## What to work on
Below is a block of records; repeat all of them exactly.

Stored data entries

----------------------------------------

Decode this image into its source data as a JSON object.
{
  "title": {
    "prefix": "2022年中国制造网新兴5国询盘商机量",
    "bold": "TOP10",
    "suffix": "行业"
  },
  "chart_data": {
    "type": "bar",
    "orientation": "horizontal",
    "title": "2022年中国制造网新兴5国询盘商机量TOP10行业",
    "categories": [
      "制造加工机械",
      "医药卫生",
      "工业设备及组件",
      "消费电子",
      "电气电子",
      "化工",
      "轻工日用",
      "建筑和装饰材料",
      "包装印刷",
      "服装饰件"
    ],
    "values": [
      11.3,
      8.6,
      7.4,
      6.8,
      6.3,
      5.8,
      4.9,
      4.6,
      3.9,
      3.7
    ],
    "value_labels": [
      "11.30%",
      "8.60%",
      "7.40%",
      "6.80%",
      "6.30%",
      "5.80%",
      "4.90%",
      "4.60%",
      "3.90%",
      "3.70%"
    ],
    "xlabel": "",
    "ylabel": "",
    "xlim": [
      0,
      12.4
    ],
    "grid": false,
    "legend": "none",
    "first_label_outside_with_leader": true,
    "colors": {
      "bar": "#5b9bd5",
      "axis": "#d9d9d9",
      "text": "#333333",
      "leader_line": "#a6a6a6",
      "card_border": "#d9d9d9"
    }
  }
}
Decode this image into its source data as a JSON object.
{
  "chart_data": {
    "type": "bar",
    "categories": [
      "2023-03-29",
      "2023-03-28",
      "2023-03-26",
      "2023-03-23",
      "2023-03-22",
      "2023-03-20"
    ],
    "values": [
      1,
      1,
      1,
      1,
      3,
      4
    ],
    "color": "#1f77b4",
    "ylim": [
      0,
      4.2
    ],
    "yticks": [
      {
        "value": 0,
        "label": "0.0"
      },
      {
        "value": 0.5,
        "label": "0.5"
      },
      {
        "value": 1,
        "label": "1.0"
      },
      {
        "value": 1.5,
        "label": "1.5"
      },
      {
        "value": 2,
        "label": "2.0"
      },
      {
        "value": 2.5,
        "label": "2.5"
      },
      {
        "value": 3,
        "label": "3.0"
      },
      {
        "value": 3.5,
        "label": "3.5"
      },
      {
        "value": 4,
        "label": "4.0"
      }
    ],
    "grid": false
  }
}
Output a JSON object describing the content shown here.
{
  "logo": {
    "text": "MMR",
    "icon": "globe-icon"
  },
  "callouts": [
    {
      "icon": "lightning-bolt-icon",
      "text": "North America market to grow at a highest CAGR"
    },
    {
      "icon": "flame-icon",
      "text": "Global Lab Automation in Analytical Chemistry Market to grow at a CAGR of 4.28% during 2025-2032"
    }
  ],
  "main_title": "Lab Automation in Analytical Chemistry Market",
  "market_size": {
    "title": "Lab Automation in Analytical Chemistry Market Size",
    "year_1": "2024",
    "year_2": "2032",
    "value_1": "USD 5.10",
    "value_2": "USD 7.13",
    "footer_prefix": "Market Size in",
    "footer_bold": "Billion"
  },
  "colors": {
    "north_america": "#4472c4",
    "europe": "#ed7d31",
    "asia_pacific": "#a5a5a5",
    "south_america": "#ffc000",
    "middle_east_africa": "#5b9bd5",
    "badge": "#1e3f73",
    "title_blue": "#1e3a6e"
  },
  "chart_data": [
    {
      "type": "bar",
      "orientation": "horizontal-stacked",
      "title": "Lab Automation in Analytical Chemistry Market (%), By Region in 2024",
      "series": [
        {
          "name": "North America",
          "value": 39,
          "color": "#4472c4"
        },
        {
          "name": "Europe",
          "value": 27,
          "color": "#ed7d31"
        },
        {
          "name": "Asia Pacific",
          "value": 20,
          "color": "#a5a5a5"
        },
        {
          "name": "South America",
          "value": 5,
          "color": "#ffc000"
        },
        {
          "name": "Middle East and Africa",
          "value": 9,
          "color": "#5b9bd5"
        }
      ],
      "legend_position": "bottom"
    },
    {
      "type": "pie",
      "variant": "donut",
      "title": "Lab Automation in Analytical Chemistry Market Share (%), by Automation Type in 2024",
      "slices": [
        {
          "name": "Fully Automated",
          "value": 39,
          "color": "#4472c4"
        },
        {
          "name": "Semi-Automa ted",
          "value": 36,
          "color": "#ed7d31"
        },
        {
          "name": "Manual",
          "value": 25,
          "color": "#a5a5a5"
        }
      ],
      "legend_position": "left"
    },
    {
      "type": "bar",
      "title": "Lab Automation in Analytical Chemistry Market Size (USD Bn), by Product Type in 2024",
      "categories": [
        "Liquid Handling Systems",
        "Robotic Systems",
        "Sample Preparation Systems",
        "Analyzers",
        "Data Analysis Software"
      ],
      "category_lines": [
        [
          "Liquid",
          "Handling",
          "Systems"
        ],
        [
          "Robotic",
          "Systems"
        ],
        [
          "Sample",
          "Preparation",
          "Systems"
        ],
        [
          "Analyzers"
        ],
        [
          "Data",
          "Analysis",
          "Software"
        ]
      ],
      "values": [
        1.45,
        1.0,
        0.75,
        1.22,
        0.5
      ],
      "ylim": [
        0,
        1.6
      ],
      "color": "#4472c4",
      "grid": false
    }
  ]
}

----------------------------------------

## Solution to this problem
Decode this image into its source data as a JSON object.
{
  "title": {
    "prefix": "2022年中国制造网新兴5国询盘商机量",
    "bold": "TOP10",
    "suffix": "行业"
  },
  "chart_data": {
    "type": "bar",
    "orientation": "horizontal",
    "title": "2022年中国制造网新兴5国询盘商机量TOP10行业",
    "categories": [
      "制造加工机械",
      "医药卫生",
      "工业设备及组件",
      "消费电子",
      "电气电子",
      "化工",
      "轻工日用",
      "建筑和装饰材料",
      "包装印刷",
      "服装饰件"
    ],
    "values": [
      11.3,
      8.6,
      7.4,
      6.8,
      6.3,
      5.8,
      4.9,
      4.6,
      3.9,
      3.7
    ],
    "value_labels": [
      "11.30%",
      "8.60%",
      "7.40%",
      "6.80%",
      "6.30%",
      "5.80%",
      "4.90%",
      "4.60%",
      "3.90%",
      "3.70%"
    ],
    "xlabel": "",
    "ylabel": "",
    "xlim": [
      0,
      12.4
    ],
    "grid": false,
    "legend": "none",
    "first_label_outside_with_leader": true,
    "colors": {
      "bar": "#5b9bd5",
      "axis": "#d9d9d9",
      "text": "#333333",
      "leader_line": "#a6a6a6",
      "card_border": "#d9d9d9"
    }
  }
}
Decode this image into its source data as a JSON object.
{
  "chart_data": {
    "type": "bar",
    "categories": [
      "2023-03-29",
      "2023-03-28",
      "2023-03-26",
      "2023-03-23",
      "2023-03-22",
      "2023-03-20"
    ],
    "values": [
      1,
      1,
      1,
      1,
      3,
      4
    ],
    "color": "#1f77b4",
    "ylim": [
      0,
      4.2
    ],
    "yticks": [
      {
        "value": 0,
        "label": "0.0"
      },
      {
        "value": 0.5,
        "label": "0.5"
      },
      {
        "value": 1,
        "label": "1.0"
      },
      {
        "value": 1.5,
        "label": "1.5"
      },
      {
        "value": 2,
        "label": "2.0"
      },
      {
        "value": 2.5,
        "label": "2.5"
      },
      {
        "value": 3,
        "label": "3.0"
      },
      {
        "value": 3.5,
        "label": "3.5"
      },
      {
        "value": 4,
        "label": "4.0"
      }
    ],
    "grid": false
  }
}
Output a JSON object describing the content shown here.
{
  "logo": {
    "text": "MMR",
    "icon": "globe-icon"
  },
  "callouts": [
    {
      "icon": "lightning-bolt-icon",
      "text": "North America market to grow at a highest CAGR"
    },
    {
      "icon": "flame-icon",
      "text": "Global Lab Automation in Analytical Chemistry Market to grow at a CAGR of 4.28% during 2025-2032"
    }
  ],
  "main_title": "Lab Automation in Analytical Chemistry Market",
  "market_size": {
    "title": "Lab Automation in Analytical Chemistry Market Size",
    "year_1": "2024",
    "year_2": "2032",
    "value_1": "USD 5.10",
    "value_2": "USD 7.13",
    "footer_prefix": "Market Size in",
    "footer_bold": "Billion"
  },
  "colors": {
    "north_america": "#4472c4",
    "europe": "#ed7d31",
    "asia_pacific": "#a5a5a5",
    "south_america": "#ffc000",
    "middle_east_africa": "#5b9bd5",
    "badge": "#1e3f73",
    "title_blue": "#1e3a6e"
  },
  "chart_data": [
    {
      "type": "bar",
      "orientation": "horizontal-stacked",
      "title": "Lab Automation in Analytical Chemistry Market (%), By Region in 2024",
      "series": [
        {
          "name": "North America",
          "value": 39,
          "color": "#4472c4"
        },
        {
          "name": "Europe",
          "value": 27,
          "color": "#ed7d31"
        },
        {
          "name": "Asia Pacific",
          "value": 20,
          "color": "#a5a5a5"
        },
        {
          "name": "South America",
          "value": 5,
          "color": "#ffc000"
        },
        {
          "name": "Middle East and Africa",
          "value": 9,
          "color": "#5b9bd5"
        }
      ],
      "legend_position": "bottom"
    },
    {
      "type": "pie",
      "variant": "donut",
      "title": "Lab Automation in Analytical Chemistry Market Share (%), by Automation Type in 2024",
      "slices": [
        {
          "name": "Fully Automated",
          "value": 39,
          "color": "#4472c4"
        },
        {
          "name": "Semi-Automa ted",
          "value": 36,
          "color": "#ed7d31"
        },
        {
          "name": "Manual",
          "value": 25,
          "color": "#a5a5a5"
        }
      ],
      "legend_position": "left"
    },
    {
      "type": "bar",
      "title": "Lab Automation in Analytical Chemistry Market Size (USD Bn), by Product Type in 2024",
      "categories": [
        "Liquid Handling Systems",
        "Robotic Systems",
        "Sample Preparation Systems",
        "Analyzers",
        "Data Analysis Software"
      ],
      "category_lines": [
        [
          "Liquid",
          "Handling",
          "Systems"
        ],
        [
          "Robotic",
          "Systems"
        ],
        [
          "Sample",
          "Preparation",
          "Systems"
        ],
        [
          "Analyzers"
        ],
        [
          "Data",
          "Analysis",
          "Software"
        ]
      ],
      "values": [
        1.45,
        1.0,
        0.75,
        1.22,
        0.5
      ],
      "ylim": [
        0,
        1.6
      ],
      "color": "#4472c4",
      "grid": false
    }
  ]
}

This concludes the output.